THE EXERCISE
Leave out the pictures and restate the rest of the data exactly.

*** DATA SHOWN ***

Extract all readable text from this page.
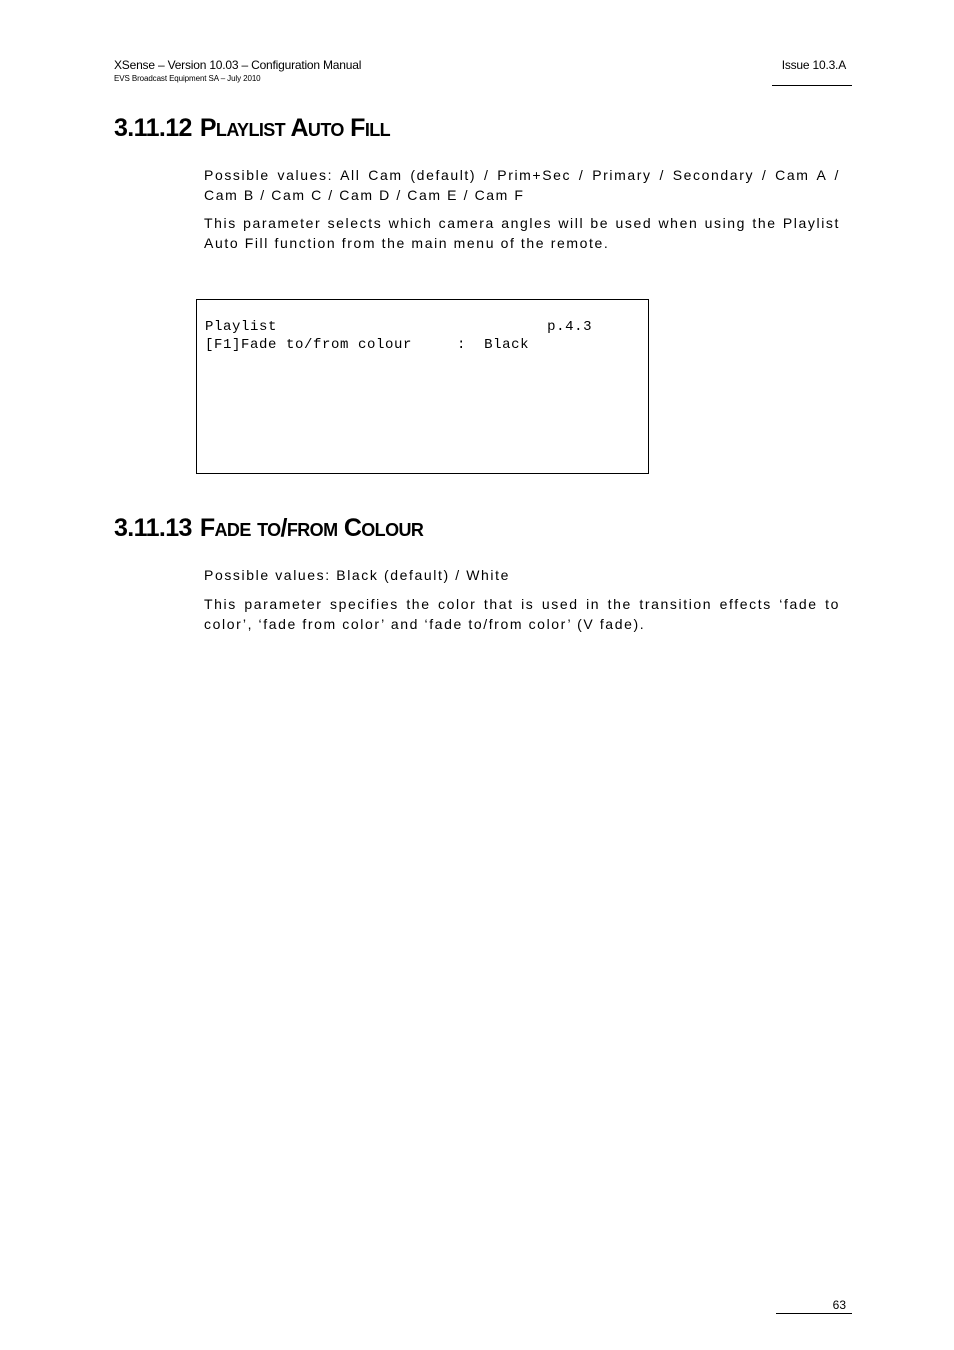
XSense – Version 10.03 – Configuration Manual
EVS Broadcast Equipment SA – July 2010
Issue 10.3.A
3.11.12 Playlist Auto Fill

Possible values: All Cam (default) / Prim+Sec / Primary / Secondary / Cam A / Cam B / Cam C / Cam D / Cam E / Cam F

This parameter selects which camera angles will be used when using the Playlist Auto Fill function from the main menu of the remote.

Playlist	p.4.3
[F1]Fade to/from colour	: Black
3.11.13 Fade to/from Colour

Possible values: Black (default) / White

This parameter specifies the color that is used in the transition effects ‘fade to color’, ‘fade from color’ and ‘fade to/from color’ (V fade).

63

***

SOLUTION
Extract all readable text from this page.
XSense – Version 10.03 – Configuration Manual
EVS Broadcast Equipment SA – July 2010
Issue 10.3.A
3.11.12 Playlist Auto Fill

Possible values: All Cam (default) / Prim+Sec / Primary / Secondary / Cam A / Cam B / Cam C / Cam D / Cam E / Cam F

This parameter selects which camera angles will be used when using the Playlist Auto Fill function from the main menu of the remote.

Playlist	p.4.3
[F1]Fade to/from colour	: Black
3.11.13 Fade to/from Colour

Possible values: Black (default) / White

This parameter specifies the color that is used in the transition effects ‘fade to color’, ‘fade from color’ and ‘fade to/from color’ (V fade).

63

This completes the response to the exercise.